Prompt –
Show all lines holding "حدثنا".

▶

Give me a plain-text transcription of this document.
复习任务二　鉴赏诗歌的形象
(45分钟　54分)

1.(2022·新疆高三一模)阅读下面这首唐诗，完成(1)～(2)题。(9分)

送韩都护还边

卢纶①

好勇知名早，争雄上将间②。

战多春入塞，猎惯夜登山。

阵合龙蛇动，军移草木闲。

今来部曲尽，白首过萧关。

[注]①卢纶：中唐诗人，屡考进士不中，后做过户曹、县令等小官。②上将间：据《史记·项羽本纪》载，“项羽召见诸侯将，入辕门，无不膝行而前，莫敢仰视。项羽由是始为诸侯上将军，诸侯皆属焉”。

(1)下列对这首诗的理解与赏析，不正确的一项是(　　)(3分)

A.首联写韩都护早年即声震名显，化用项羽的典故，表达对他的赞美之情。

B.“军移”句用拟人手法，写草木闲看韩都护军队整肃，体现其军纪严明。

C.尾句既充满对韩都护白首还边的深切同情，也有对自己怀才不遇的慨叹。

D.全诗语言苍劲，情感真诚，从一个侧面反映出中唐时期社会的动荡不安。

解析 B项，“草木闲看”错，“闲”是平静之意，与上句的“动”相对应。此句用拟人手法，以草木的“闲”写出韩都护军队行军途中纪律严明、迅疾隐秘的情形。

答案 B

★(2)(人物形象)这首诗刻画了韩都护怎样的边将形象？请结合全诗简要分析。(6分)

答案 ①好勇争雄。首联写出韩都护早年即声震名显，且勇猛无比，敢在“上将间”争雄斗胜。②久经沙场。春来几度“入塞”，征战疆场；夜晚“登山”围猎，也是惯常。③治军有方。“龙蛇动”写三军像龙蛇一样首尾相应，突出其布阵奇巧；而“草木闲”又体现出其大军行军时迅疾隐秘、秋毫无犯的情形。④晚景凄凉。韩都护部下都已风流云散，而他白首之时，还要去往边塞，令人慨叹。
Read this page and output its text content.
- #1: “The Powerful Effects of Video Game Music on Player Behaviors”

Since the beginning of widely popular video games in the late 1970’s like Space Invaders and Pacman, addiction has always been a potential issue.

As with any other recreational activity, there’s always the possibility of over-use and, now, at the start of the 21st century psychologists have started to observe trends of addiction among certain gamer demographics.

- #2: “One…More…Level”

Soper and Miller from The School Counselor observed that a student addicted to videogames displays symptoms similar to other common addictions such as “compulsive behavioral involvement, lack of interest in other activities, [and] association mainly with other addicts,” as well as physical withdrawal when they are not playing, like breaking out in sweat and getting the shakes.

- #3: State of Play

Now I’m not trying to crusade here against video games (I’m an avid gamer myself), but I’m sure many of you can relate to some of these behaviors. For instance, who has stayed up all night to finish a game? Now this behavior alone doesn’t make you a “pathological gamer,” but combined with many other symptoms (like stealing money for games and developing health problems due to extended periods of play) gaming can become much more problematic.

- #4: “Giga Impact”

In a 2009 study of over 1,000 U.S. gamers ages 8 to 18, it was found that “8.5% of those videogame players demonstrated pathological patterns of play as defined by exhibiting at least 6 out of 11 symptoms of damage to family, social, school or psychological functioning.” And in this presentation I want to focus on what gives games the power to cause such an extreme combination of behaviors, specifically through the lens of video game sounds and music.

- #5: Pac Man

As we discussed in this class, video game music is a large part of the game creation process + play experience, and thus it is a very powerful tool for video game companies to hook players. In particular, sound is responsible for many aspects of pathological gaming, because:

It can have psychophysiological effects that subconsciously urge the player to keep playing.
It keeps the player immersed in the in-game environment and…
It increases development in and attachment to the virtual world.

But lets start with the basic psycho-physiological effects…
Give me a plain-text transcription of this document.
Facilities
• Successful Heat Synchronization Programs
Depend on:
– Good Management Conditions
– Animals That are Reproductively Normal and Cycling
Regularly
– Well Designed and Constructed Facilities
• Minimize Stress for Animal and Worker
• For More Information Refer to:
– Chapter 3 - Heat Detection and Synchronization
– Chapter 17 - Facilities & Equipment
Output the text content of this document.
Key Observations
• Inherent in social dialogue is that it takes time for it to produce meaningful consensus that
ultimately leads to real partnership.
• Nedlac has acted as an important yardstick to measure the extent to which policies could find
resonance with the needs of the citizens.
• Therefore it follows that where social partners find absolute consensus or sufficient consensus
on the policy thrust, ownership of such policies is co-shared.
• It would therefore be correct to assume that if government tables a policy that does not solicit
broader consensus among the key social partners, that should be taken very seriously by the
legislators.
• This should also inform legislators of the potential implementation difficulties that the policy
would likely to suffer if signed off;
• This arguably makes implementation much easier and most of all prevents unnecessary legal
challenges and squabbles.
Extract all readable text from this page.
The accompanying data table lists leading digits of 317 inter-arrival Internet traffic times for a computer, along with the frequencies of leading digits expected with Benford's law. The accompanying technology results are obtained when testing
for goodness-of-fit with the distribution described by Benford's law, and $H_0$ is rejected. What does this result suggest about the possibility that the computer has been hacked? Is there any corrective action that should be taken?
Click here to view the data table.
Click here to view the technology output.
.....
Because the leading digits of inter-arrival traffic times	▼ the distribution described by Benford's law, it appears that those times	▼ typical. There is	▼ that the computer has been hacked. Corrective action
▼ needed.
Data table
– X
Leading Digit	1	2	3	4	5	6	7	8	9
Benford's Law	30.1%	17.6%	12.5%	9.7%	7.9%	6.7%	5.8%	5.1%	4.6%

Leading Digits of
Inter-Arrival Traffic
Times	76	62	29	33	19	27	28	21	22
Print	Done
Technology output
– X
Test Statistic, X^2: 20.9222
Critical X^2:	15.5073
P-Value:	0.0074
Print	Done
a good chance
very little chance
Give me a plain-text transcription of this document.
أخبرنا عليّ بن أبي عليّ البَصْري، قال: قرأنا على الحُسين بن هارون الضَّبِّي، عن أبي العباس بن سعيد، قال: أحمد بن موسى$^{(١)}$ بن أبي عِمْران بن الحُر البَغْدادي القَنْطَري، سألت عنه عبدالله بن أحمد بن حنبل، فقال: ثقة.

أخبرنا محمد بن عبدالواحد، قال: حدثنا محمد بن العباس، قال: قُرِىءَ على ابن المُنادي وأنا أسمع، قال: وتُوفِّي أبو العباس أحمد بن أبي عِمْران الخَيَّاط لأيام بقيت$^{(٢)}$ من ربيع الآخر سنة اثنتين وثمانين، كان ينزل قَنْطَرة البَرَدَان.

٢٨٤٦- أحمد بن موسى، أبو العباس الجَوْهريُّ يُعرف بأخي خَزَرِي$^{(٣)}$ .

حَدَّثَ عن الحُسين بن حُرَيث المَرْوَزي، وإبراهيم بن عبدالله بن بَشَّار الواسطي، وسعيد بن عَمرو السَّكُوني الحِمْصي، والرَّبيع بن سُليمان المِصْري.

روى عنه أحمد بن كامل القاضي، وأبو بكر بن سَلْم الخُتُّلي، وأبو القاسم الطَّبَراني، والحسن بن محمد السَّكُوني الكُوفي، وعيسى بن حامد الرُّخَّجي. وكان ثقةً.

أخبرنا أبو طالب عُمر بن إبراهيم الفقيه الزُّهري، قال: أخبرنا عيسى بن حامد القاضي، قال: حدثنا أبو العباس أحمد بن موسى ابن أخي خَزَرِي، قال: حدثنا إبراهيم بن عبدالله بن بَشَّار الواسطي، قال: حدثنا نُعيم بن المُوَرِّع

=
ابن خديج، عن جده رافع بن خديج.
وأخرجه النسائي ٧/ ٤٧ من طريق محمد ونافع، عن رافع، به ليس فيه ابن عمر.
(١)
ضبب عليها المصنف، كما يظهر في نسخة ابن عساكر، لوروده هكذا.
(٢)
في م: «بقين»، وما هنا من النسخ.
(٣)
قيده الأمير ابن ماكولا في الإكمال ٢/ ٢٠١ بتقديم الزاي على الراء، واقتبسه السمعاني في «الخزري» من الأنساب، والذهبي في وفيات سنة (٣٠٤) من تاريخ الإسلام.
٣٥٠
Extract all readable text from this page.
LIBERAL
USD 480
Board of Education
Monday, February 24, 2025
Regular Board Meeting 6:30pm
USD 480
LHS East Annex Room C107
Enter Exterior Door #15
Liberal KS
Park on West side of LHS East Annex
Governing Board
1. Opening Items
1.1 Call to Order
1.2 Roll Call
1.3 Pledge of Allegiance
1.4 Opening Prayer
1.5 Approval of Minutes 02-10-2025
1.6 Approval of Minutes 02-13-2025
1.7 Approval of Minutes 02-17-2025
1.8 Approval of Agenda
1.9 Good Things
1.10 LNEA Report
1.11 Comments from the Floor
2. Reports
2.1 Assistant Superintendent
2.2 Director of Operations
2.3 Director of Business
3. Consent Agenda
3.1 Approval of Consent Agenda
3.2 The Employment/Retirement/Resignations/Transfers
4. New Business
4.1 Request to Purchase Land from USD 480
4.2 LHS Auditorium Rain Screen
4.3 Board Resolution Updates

◀

Complete answer –
أخبرنا محمد بن عبدالواحد، قال: حدثنا محمد بن العباس، قال: قُرِىءَ على ابن المُنادي وأنا أسمع، قال: وتُوفِّي أبو العباس أحمد بن أبي عِمْران الخَيَّاط لأيام بقيت$^{(٢)}$ من ربيع الآخر سنة اثنتين وثمانين، كان ينزل قَنْطَرة البَرَدَان.
أخبرنا أبو طالب عُمر بن إبراهيم الفقيه الزُّهري، قال: أخبرنا عيسى بن حامد القاضي، قال: حدثنا أبو العباس أحمد بن موسى ابن أخي خَزَرِي، قال: حدثنا إبراهيم بن عبدالله بن بَشَّار الواسطي، قال: حدثنا نُعيم بن المُوَرِّع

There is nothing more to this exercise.